-------- ITEMS --------

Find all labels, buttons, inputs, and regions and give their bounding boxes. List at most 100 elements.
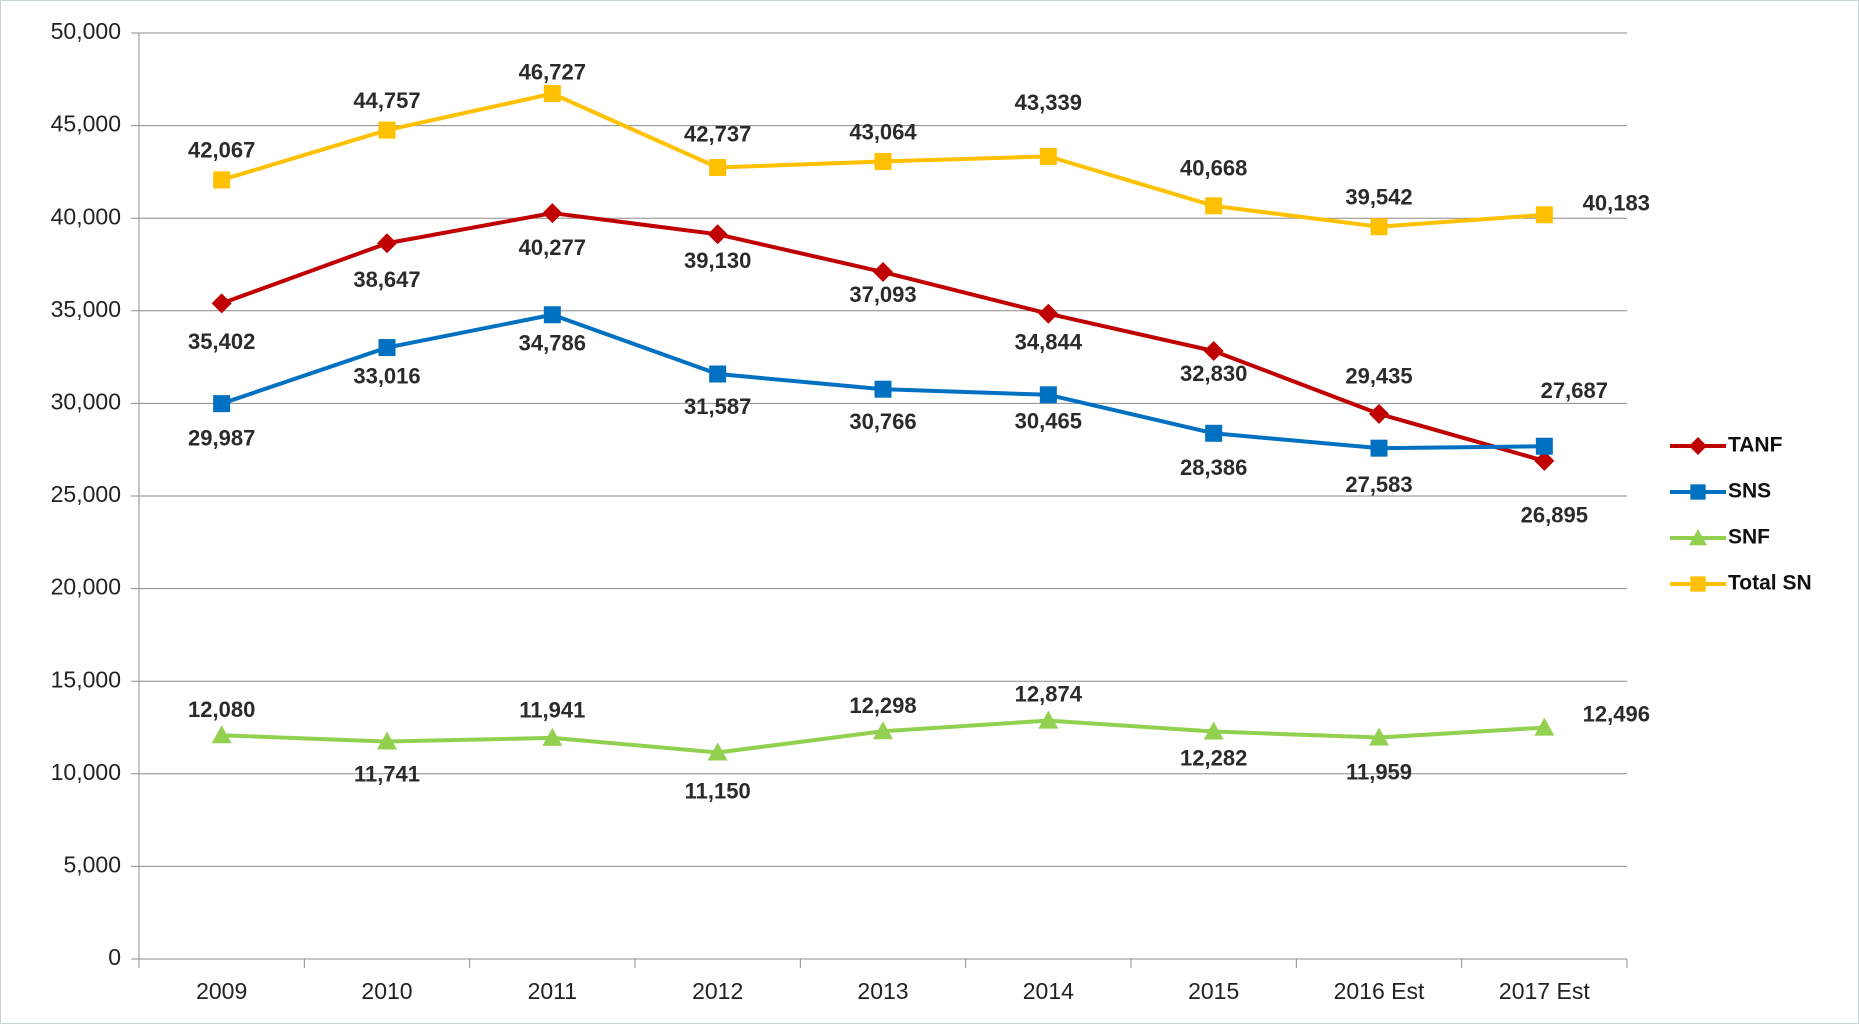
marker: [1203, 721, 1224, 740]
marker: [1370, 439, 1388, 457]
x-tick-label: 2013: [857, 978, 908, 1004]
y-tick-label: 15,000: [51, 666, 121, 692]
data-label: 31,587: [684, 394, 751, 419]
y-tick-label: 40,000: [51, 203, 121, 229]
data-label: 12,080: [188, 697, 255, 722]
y-tick-label: 5,000: [63, 851, 121, 877]
data-label: 39,542: [1345, 184, 1412, 209]
marker: [873, 262, 893, 283]
marker: [1038, 303, 1059, 324]
data-label: 11,150: [685, 778, 751, 803]
data-label: 40,277: [519, 235, 586, 260]
data-label: 29,435: [1345, 364, 1412, 389]
marker: [1205, 197, 1223, 215]
marker: [542, 727, 563, 746]
marker: [377, 731, 397, 750]
data-label: 30,465: [1015, 409, 1082, 434]
data-label: 33,016: [353, 363, 420, 388]
data-label: 28,386: [1180, 455, 1247, 480]
marker: [1205, 424, 1223, 442]
marker: [542, 203, 563, 224]
data-label: 40,183: [1583, 191, 1650, 216]
marker: [211, 725, 232, 744]
data-label: 32,830: [1180, 361, 1247, 386]
data-label: 43,064: [849, 119, 917, 144]
x-tick-label: 2009: [196, 978, 247, 1004]
data-label: 40,668: [1180, 156, 1247, 181]
marker: [213, 171, 231, 189]
marker: [543, 85, 561, 103]
data-label: 12,298: [849, 693, 916, 718]
data-label: 44,757: [353, 88, 420, 113]
y-tick-label: 10,000: [51, 759, 121, 785]
data-label: 12,496: [1583, 701, 1650, 726]
x-tick-label: 2011: [528, 978, 577, 1004]
x-tick-label: 2012: [692, 978, 743, 1004]
data-label: 46,727: [519, 59, 586, 84]
legend-label: SNF: [1728, 526, 1770, 549]
y-tick-label: 35,000: [51, 296, 121, 322]
data-label: 35,402: [188, 329, 255, 354]
x-tick-label: 2017 Est: [1499, 978, 1590, 1004]
y-tick-label: 45,000: [51, 111, 121, 137]
data-label: 43,339: [1015, 90, 1082, 115]
data-label: 38,647: [353, 267, 420, 292]
marker: [378, 339, 396, 357]
data-label: 42,737: [684, 121, 751, 146]
marker: [1038, 710, 1059, 729]
marker: [874, 380, 892, 398]
data-label: 34,844: [1015, 330, 1083, 355]
x-tick-label: 2015: [1188, 978, 1239, 1004]
marker: [211, 293, 232, 314]
data-label: 26,895: [1521, 503, 1588, 528]
data-label: 11,741: [354, 761, 420, 786]
marker: [873, 721, 893, 740]
legend-marker: [1690, 576, 1706, 592]
y-tick-label: 20,000: [51, 574, 121, 600]
marker: [1535, 437, 1553, 455]
y-tick-label: 0: [108, 944, 121, 970]
data-label: 39,130: [684, 248, 751, 273]
data-label: 12,874: [1015, 681, 1083, 706]
legend-marker: [1689, 437, 1707, 455]
data-label: 30,766: [849, 409, 916, 434]
marker: [874, 152, 892, 170]
data-label: 11,959: [1346, 759, 1412, 784]
data-label: 27,687: [1541, 378, 1608, 403]
y-tick-label: 30,000: [51, 388, 121, 414]
data-label: 12,282: [1180, 745, 1247, 770]
marker: [1369, 727, 1389, 746]
data-label: 42,067: [188, 138, 255, 163]
x-tick-label: 2016 Est: [1334, 978, 1425, 1004]
marker: [709, 159, 727, 177]
marker: [377, 233, 397, 254]
marker: [707, 224, 728, 245]
marker: [707, 742, 728, 761]
legend-label: TANF: [1728, 434, 1783, 457]
data-label: 27,583: [1345, 472, 1412, 497]
y-tick-label: 25,000: [51, 481, 121, 507]
marker: [1370, 218, 1388, 236]
marker: [1534, 717, 1555, 736]
marker: [378, 121, 396, 139]
legend-label: Total SN: [1728, 572, 1812, 595]
marker: [1039, 147, 1057, 165]
marker: [213, 395, 231, 413]
data-label: 34,786: [519, 331, 586, 356]
marker: [1534, 450, 1555, 471]
marker: [709, 365, 727, 383]
legend-marker: [1690, 484, 1706, 500]
data-label: 37,093: [849, 282, 916, 307]
x-tick-label: 2014: [1023, 978, 1074, 1004]
marker: [1203, 340, 1224, 361]
data-label: 11,941: [519, 698, 585, 723]
marker: [1369, 403, 1389, 424]
y-tick-label: 50,000: [51, 18, 121, 44]
marker: [1039, 386, 1057, 404]
legend-label: SNS: [1728, 480, 1771, 503]
legend-marker: [1689, 529, 1707, 546]
data-label: 29,987: [188, 425, 255, 450]
x-tick-label: 2010: [361, 978, 412, 1004]
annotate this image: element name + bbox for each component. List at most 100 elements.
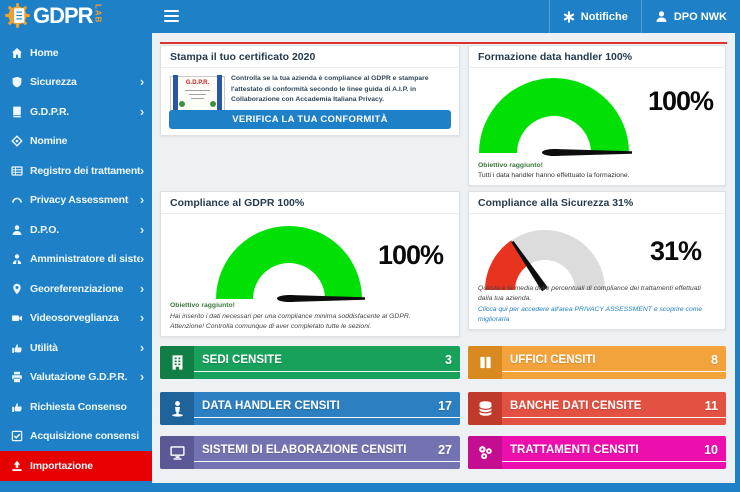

--------

State how many lines of the records contain the word "most", matching case exactly, and give only the number.

2